===== Provided entries

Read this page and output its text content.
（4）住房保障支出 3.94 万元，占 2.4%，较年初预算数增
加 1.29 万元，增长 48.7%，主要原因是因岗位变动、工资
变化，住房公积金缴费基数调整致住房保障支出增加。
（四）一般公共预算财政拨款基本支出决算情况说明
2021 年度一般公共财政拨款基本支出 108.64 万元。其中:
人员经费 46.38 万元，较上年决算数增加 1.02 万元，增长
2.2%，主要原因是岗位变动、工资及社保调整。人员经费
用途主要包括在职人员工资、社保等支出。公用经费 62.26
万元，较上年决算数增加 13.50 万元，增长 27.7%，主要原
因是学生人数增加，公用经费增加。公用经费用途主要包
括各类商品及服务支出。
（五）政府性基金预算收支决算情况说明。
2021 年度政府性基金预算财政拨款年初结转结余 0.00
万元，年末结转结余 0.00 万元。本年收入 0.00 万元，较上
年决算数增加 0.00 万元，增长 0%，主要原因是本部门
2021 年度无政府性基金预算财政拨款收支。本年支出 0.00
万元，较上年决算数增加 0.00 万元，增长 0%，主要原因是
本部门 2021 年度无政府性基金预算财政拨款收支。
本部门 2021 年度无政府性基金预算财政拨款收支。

==========

→ **Required work**
Your task is to repeat every line exactly.

→ **Written solution**
Read this page and output its text content.
（4）住房保障支出 3.94 万元，占 2.4%，较年初预算数增
加 1.29 万元，增长 48.7%，主要原因是因岗位变动、工资
变化，住房公积金缴费基数调整致住房保障支出增加。
（四）一般公共预算财政拨款基本支出决算情况说明
2021 年度一般公共财政拨款基本支出 108.64 万元。其中:
人员经费 46.38 万元，较上年决算数增加 1.02 万元，增长
2.2%，主要原因是岗位变动、工资及社保调整。人员经费
用途主要包括在职人员工资、社保等支出。公用经费 62.26
万元，较上年决算数增加 13.50 万元，增长 27.7%，主要原
因是学生人数增加，公用经费增加。公用经费用途主要包
括各类商品及服务支出。
（五）政府性基金预算收支决算情况说明。
2021 年度政府性基金预算财政拨款年初结转结余 0.00
万元，年末结转结余 0.00 万元。本年收入 0.00 万元，较上
年决算数增加 0.00 万元，增长 0%，主要原因是本部门
2021 年度无政府性基金预算财政拨款收支。本年支出 0.00
万元，较上年决算数增加 0.00 万元，增长 0%，主要原因是
本部门 2021 年度无政府性基金预算财政拨款收支。
本部门 2021 年度无政府性基金预算财政拨款收支。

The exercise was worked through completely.